Records shown start

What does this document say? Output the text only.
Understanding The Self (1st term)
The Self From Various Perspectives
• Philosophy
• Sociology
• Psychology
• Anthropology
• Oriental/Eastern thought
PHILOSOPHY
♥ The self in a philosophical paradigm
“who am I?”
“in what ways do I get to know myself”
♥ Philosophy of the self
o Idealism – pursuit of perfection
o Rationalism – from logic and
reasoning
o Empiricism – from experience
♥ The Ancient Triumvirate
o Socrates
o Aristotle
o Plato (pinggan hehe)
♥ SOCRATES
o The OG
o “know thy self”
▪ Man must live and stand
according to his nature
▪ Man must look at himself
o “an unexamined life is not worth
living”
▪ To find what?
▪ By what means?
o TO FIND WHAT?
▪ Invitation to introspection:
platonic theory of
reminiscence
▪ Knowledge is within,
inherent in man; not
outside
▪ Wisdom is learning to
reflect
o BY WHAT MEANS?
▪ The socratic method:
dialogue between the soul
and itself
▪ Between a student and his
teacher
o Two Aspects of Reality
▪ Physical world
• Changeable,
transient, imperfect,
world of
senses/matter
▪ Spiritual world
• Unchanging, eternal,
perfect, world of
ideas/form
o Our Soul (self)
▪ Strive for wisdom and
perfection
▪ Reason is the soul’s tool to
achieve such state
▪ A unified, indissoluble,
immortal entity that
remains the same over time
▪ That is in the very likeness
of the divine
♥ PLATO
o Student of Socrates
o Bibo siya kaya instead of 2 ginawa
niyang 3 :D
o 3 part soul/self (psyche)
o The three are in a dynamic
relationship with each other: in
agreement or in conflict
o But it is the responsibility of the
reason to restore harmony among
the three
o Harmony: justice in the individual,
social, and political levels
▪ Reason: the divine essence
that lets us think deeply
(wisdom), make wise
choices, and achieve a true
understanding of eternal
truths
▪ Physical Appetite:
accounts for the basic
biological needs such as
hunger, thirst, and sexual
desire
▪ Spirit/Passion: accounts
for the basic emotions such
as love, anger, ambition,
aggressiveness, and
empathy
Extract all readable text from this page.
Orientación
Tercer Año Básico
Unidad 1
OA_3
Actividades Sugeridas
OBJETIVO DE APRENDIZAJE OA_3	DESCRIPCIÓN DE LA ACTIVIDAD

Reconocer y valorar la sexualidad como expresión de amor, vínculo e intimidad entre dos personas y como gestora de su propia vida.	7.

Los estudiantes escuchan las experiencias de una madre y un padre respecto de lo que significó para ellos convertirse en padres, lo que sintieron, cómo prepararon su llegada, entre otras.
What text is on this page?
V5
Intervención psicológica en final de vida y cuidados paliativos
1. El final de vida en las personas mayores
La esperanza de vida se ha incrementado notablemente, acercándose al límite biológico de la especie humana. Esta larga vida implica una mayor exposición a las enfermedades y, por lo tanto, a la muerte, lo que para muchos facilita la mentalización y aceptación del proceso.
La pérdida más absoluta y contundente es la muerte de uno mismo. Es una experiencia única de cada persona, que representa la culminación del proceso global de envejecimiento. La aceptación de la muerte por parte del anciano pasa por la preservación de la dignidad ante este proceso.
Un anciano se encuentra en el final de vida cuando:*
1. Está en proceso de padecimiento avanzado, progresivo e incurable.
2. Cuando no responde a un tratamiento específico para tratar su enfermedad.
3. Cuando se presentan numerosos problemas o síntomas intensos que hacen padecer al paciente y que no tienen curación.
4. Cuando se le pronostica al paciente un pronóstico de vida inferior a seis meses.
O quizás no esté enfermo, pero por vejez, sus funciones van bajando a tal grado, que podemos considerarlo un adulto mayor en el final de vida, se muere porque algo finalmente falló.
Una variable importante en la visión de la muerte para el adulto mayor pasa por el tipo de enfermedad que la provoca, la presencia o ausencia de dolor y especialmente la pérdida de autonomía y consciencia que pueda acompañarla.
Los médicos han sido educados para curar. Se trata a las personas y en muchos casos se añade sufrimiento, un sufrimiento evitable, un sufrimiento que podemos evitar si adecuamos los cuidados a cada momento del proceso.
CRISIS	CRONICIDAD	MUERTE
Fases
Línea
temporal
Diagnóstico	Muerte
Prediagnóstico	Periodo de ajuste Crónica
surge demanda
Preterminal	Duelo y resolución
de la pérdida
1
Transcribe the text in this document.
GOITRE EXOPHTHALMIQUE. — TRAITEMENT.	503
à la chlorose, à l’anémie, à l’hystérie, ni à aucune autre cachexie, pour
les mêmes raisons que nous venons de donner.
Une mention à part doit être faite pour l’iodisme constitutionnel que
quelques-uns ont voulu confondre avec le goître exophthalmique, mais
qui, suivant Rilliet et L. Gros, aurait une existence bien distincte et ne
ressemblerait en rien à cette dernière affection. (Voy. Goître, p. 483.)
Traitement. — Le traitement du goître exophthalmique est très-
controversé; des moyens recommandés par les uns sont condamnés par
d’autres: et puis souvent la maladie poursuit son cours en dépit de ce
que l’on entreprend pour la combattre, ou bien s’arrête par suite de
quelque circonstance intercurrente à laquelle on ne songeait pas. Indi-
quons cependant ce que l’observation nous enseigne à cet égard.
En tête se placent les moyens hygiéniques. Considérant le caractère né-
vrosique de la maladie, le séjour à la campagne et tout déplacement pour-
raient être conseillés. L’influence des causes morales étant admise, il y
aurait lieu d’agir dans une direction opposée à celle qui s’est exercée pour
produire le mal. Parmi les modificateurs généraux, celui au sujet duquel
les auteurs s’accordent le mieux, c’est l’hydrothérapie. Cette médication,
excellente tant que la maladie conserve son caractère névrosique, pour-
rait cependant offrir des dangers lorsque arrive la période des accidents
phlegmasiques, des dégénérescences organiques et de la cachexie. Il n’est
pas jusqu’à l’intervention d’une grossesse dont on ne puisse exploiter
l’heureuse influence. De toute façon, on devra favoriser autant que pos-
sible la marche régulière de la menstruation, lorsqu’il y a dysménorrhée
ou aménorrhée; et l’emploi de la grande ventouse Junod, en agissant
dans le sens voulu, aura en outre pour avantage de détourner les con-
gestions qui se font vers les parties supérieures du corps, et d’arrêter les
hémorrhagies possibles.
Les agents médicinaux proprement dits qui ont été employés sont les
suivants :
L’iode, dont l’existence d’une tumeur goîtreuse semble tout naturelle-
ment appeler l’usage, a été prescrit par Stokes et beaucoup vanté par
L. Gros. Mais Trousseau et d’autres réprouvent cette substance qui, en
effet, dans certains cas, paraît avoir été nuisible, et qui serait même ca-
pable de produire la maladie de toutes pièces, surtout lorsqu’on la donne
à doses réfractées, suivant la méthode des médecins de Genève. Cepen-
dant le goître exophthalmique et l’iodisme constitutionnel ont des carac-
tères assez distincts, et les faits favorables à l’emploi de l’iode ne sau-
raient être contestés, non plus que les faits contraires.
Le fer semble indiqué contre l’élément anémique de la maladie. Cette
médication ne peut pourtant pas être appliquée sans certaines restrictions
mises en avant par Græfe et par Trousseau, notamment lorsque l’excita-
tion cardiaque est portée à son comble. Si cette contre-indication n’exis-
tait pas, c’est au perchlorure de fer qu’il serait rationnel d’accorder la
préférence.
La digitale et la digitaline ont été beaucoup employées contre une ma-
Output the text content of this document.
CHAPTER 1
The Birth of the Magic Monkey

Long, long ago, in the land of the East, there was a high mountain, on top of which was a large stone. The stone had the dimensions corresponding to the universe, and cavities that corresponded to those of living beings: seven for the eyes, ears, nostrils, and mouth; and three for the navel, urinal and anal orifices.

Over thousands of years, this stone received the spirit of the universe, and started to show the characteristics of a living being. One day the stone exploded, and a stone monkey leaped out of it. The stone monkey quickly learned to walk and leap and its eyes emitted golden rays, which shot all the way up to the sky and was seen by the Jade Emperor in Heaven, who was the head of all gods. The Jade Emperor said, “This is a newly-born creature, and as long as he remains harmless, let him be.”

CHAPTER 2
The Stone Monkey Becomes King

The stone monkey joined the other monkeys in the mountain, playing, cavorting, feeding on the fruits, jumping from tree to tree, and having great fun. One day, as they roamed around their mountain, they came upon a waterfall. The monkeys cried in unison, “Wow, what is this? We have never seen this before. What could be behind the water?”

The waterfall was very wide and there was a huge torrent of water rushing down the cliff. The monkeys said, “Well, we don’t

Records shown end

Written instruction | Every line in the data that holds "Output" should be copied out.

Solution |
What does this document say? Output the text only.
Output the text content of this document.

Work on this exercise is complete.